**AIM:** Omit all images. Write out the rest of the material exactly.

········

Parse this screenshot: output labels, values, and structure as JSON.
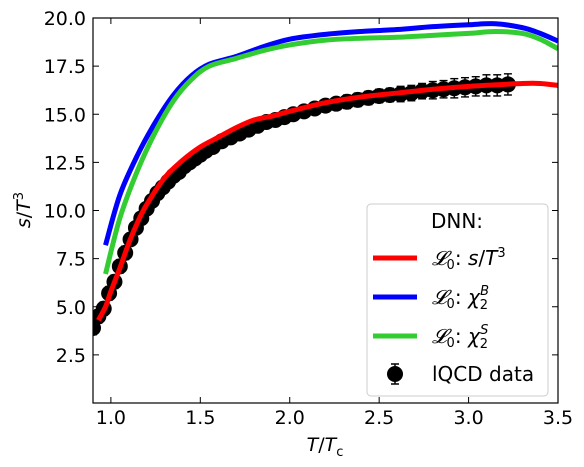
{
  "chart_data": {
    "type": "line",
    "xlabel": "T/T_c",
    "ylabel": "s/T^3",
    "xlim": [
      0.9,
      3.5
    ],
    "ylim": [
      0.0,
      20.0
    ],
    "xticks": [
      1.0,
      1.5,
      2.0,
      2.5,
      3.0,
      3.5
    ],
    "xtick_labels": [
      "1.0",
      "1.5",
      "2.0",
      "2.5",
      "3.0",
      "3.5"
    ],
    "yticks": [
      2.5,
      5.0,
      7.5,
      10.0,
      12.5,
      15.0,
      17.5,
      20.0
    ],
    "ytick_labels": [
      "2.5",
      "5.0",
      "7.5",
      "10.0",
      "12.5",
      "15.0",
      "17.5",
      "20.0"
    ],
    "grid": false,
    "legend": {
      "title": "DNN:",
      "position": "bottom-right",
      "entries": [
        {
          "label": "𝓛0: s/T3",
          "series": "L0: s/T^3"
        },
        {
          "label": "𝓛0: χ2B",
          "series": "L0: chi2^B"
        },
        {
          "label": "𝓛0: χ2S",
          "series": "L0: chi2^S"
        },
        {
          "label": "lQCD data",
          "series": "lQCD data"
        }
      ]
    },
    "series": [
      {
        "name": "L0: s/T^3",
        "color": "#ff0000",
        "x": [
          0.93,
          0.97,
          1.0,
          1.05,
          1.1,
          1.15,
          1.2,
          1.3,
          1.4,
          1.5,
          1.6,
          1.7,
          1.8,
          1.9,
          2.0,
          2.2,
          2.4,
          2.6,
          2.8,
          3.0,
          3.2,
          3.3,
          3.4,
          3.5
        ],
        "y": [
          4.3,
          5.0,
          5.8,
          7.0,
          8.3,
          9.4,
          10.3,
          11.7,
          12.6,
          13.3,
          13.8,
          14.3,
          14.7,
          14.9,
          15.15,
          15.6,
          15.9,
          16.1,
          16.3,
          16.45,
          16.55,
          16.6,
          16.6,
          16.5
        ]
      },
      {
        "name": "L0: chi2^B",
        "color": "#0000ff",
        "x": [
          0.97,
          1.05,
          1.15,
          1.25,
          1.35,
          1.45,
          1.55,
          1.7,
          1.85,
          2.0,
          2.2,
          2.4,
          2.6,
          2.8,
          3.0,
          3.15,
          3.3,
          3.4,
          3.5
        ],
        "y": [
          8.2,
          10.8,
          12.9,
          14.6,
          16.0,
          17.0,
          17.6,
          18.0,
          18.5,
          18.9,
          19.15,
          19.3,
          19.4,
          19.55,
          19.65,
          19.7,
          19.5,
          19.2,
          18.8
        ]
      },
      {
        "name": "L0: chi2^S",
        "color": "#33cc33",
        "x": [
          0.97,
          1.05,
          1.15,
          1.25,
          1.35,
          1.45,
          1.55,
          1.7,
          1.85,
          2.0,
          2.2,
          2.4,
          2.6,
          2.8,
          3.0,
          3.15,
          3.3,
          3.4,
          3.5
        ],
        "y": [
          6.7,
          9.6,
          12.1,
          14.1,
          15.7,
          16.8,
          17.5,
          17.9,
          18.3,
          18.6,
          18.85,
          18.95,
          19.0,
          19.1,
          19.2,
          19.3,
          19.2,
          18.9,
          18.4
        ]
      },
      {
        "name": "lQCD data",
        "color": "#000000",
        "x": [
          0.9,
          0.93,
          0.96,
          0.99,
          1.02,
          1.05,
          1.08,
          1.11,
          1.14,
          1.17,
          1.2,
          1.23,
          1.26,
          1.29,
          1.32,
          1.35,
          1.38,
          1.41,
          1.44,
          1.47,
          1.5,
          1.53,
          1.57,
          1.62,
          1.67,
          1.72,
          1.77,
          1.82,
          1.87,
          1.92,
          1.97,
          2.02,
          2.08,
          2.14,
          2.2,
          2.26,
          2.32,
          2.38,
          2.44,
          2.5,
          2.56,
          2.62,
          2.68,
          2.74,
          2.8,
          2.86,
          2.92,
          2.98,
          3.04,
          3.1,
          3.16,
          3.22
        ],
        "y": [
          3.9,
          4.5,
          4.9,
          5.7,
          6.3,
          7.1,
          7.8,
          8.5,
          9.1,
          9.6,
          10.1,
          10.5,
          10.9,
          11.2,
          11.5,
          11.8,
          12.0,
          12.3,
          12.5,
          12.7,
          12.9,
          13.1,
          13.3,
          13.6,
          13.8,
          14.0,
          14.2,
          14.4,
          14.6,
          14.7,
          14.85,
          15.0,
          15.15,
          15.3,
          15.45,
          15.55,
          15.65,
          15.75,
          15.85,
          15.95,
          16.0,
          16.05,
          16.1,
          16.2,
          16.25,
          16.3,
          16.35,
          16.4,
          16.45,
          16.5,
          16.5,
          16.55
        ],
        "yerr": [
          0.35,
          0.35,
          0.35,
          0.35,
          0.35,
          0.35,
          0.35,
          0.3,
          0.3,
          0.3,
          0.3,
          0.3,
          0.3,
          0.3,
          0.3,
          0.3,
          0.3,
          0.3,
          0.3,
          0.3,
          0.3,
          0.3,
          0.3,
          0.3,
          0.3,
          0.3,
          0.3,
          0.3,
          0.3,
          0.3,
          0.3,
          0.3,
          0.3,
          0.3,
          0.3,
          0.3,
          0.35,
          0.35,
          0.35,
          0.35,
          0.35,
          0.4,
          0.4,
          0.4,
          0.45,
          0.45,
          0.5,
          0.5,
          0.5,
          0.55,
          0.55,
          0.55
        ]
      }
    ]
  }
}
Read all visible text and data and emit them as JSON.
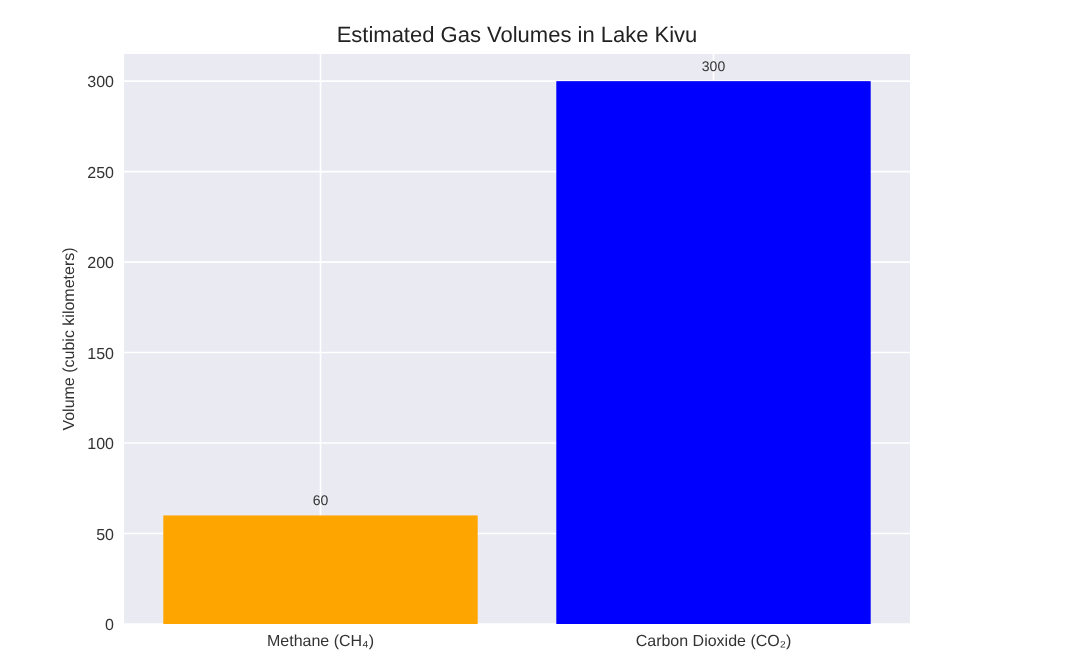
{
  "chart_data": {
    "type": "bar",
    "title": "Estimated Gas Volumes in Lake Kivu",
    "ylabel": "Volume (cubic kilometers)",
    "categories": [
      "Methane (CH₄)",
      "Carbon Dioxide (CO₂)"
    ],
    "values": [
      60,
      300
    ],
    "colors": [
      "#ffa500",
      "#0000ff"
    ],
    "ylim": [
      0,
      315
    ],
    "yticks": [
      0,
      50,
      100,
      150,
      200,
      250,
      300
    ],
    "grid": true,
    "data_labels": true
  }
}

········

**WORKED ANSWER:**
Parse this screenshot: output labels, values, and structure as JSON.
{
  "chart_data": {
    "type": "line",
    "xlabel": "T/T_c",
    "ylabel": "s/T^3",
    "xlim": [
      0.9,
      3.5
    ],
    "ylim": [
      0.0,
      20.0
    ],
    "xticks": [
      1.0,
      1.5,
      2.0,
      2.5,
      3.0,
      3.5
    ],
    "xtick_labels": [
      "1.0",
      "1.5",
      "2.0",
      "2.5",
      "3.0",
      "3.5"
    ],
    "yticks": [
      2.5,
      5.0,
      7.5,
      10.0,
      12.5,
      15.0,
      17.5,
      20.0
    ],
    "ytick_labels": [
      "2.5",
      "5.0",
      "7.5",
      "10.0",
      "12.5",
      "15.0",
      "17.5",
      "20.0"
    ],
    "grid": false,
    "legend": {
      "title": "DNN:",
      "position": "bottom-right",
      "entries": [
        {
          "label": "𝓛0: s/T3",
          "series": "L0: s/T^3"
        },
        {
          "label": "𝓛0: χ2B",
          "series": "L0: chi2^B"
        },
        {
          "label": "𝓛0: χ2S",
          "series": "L0: chi2^S"
        },
        {
          "label": "lQCD data",
          "series": "lQCD data"
        }
      ]
    },
    "series": [
      {
        "name": "L0: s/T^3",
        "color": "#ff0000",
        "x": [
          0.93,
          0.97,
          1.0,
          1.05,
          1.1,
          1.15,
          1.2,
          1.3,
          1.4,
          1.5,
          1.6,
          1.7,
          1.8,
          1.9,
          2.0,
          2.2,
          2.4,
          2.6,
          2.8,
          3.0,
          3.2,
          3.3,
          3.4,
          3.5
        ],
        "y": [
          4.3,
          5.0,
          5.8,
          7.0,
          8.3,
          9.4,
          10.3,
          11.7,
          12.6,
          13.3,
          13.8,
          14.3,
          14.7,
          14.9,
          15.15,
          15.6,
          15.9,
          16.1,
          16.3,
          16.45,
          16.55,
          16.6,
          16.6,
          16.5
        ]
      },
      {
        "name": "L0: chi2^B",
        "color": "#0000ff",
        "x": [
          0.97,
          1.05,
          1.15,
          1.25,
          1.35,
          1.45,
          1.55,
          1.7,
          1.85,
          2.0,
          2.2,
          2.4,
          2.6,
          2.8,
          3.0,
          3.15,
          3.3,
          3.4,
          3.5
        ],
        "y": [
          8.2,
          10.8,
          12.9,
          14.6,
          16.0,
          17.0,
          17.6,
          18.0,
          18.5,
          18.9,
          19.15,
          19.3,
          19.4,
          19.55,
          19.65,
          19.7,
          19.5,
          19.2,
          18.8
        ]
      },
      {
        "name": "L0: chi2^S",
        "color": "#33cc33",
        "x": [
          0.97,
          1.05,
          1.15,
          1.25,
          1.35,
          1.45,
          1.55,
          1.7,
          1.85,
          2.0,
          2.2,
          2.4,
          2.6,
          2.8,
          3.0,
          3.15,
          3.3,
          3.4,
          3.5
        ],
        "y": [
          6.7,
          9.6,
          12.1,
          14.1,
          15.7,
          16.8,
          17.5,
          17.9,
          18.3,
          18.6,
          18.85,
          18.95,
          19.0,
          19.1,
          19.2,
          19.3,
          19.2,
          18.9,
          18.4
        ]
      },
      {
        "name": "lQCD data",
        "color": "#000000",
        "x": [
          0.9,
          0.93,
          0.96,
          0.99,
          1.02,
          1.05,
          1.08,
          1.11,
          1.14,
          1.17,
          1.2,
          1.23,
          1.26,
          1.29,
          1.32,
          1.35,
          1.38,
          1.41,
          1.44,
          1.47,
          1.5,
          1.53,
          1.57,
          1.62,
          1.67,
          1.72,
          1.77,
          1.82,
          1.87,
          1.92,
          1.97,
          2.02,
          2.08,
          2.14,
          2.2,
          2.26,
          2.32,
          2.38,
          2.44,
          2.5,
          2.56,
          2.62,
          2.68,
          2.74,
          2.8,
          2.86,
          2.92,
          2.98,
          3.04,
          3.1,
          3.16,
          3.22
        ],
        "y": [
          3.9,
          4.5,
          4.9,
          5.7,
          6.3,
          7.1,
          7.8,
          8.5,
          9.1,
          9.6,
          10.1,
          10.5,
          10.9,
          11.2,
          11.5,
          11.8,
          12.0,
          12.3,
          12.5,
          12.7,
          12.9,
          13.1,
          13.3,
          13.6,
          13.8,
          14.0,
          14.2,
          14.4,
          14.6,
          14.7,
          14.85,
          15.0,
          15.15,
          15.3,
          15.45,
          15.55,
          15.65,
          15.75,
          15.85,
          15.95,
          16.0,
          16.05,
          16.1,
          16.2,
          16.25,
          16.3,
          16.35,
          16.4,
          16.45,
          16.5,
          16.5,
          16.55
        ],
        "yerr": [
          0.35,
          0.35,
          0.35,
          0.35,
          0.35,
          0.35,
          0.35,
          0.3,
          0.3,
          0.3,
          0.3,
          0.3,
          0.3,
          0.3,
          0.3,
          0.3,
          0.3,
          0.3,
          0.3,
          0.3,
          0.3,
          0.3,
          0.3,
          0.3,
          0.3,
          0.3,
          0.3,
          0.3,
          0.3,
          0.3,
          0.3,
          0.3,
          0.3,
          0.3,
          0.3,
          0.3,
          0.35,
          0.35,
          0.35,
          0.35,
          0.35,
          0.4,
          0.4,
          0.4,
          0.45,
          0.45,
          0.5,
          0.5,
          0.5,
          0.55,
          0.55,
          0.55
        ]
      }
    ]
  }
}
Read all visible text and data and emit them as JSON.
{
  "chart_data": {
    "type": "bar",
    "title": "Estimated Gas Volumes in Lake Kivu",
    "ylabel": "Volume (cubic kilometers)",
    "categories": [
      "Methane (CH₄)",
      "Carbon Dioxide (CO₂)"
    ],
    "values": [
      60,
      300
    ],
    "colors": [
      "#ffa500",
      "#0000ff"
    ],
    "ylim": [
      0,
      315
    ],
    "yticks": [
      0,
      50,
      100,
      150,
      200,
      250,
      300
    ],
    "grid": true,
    "data_labels": true
  }
}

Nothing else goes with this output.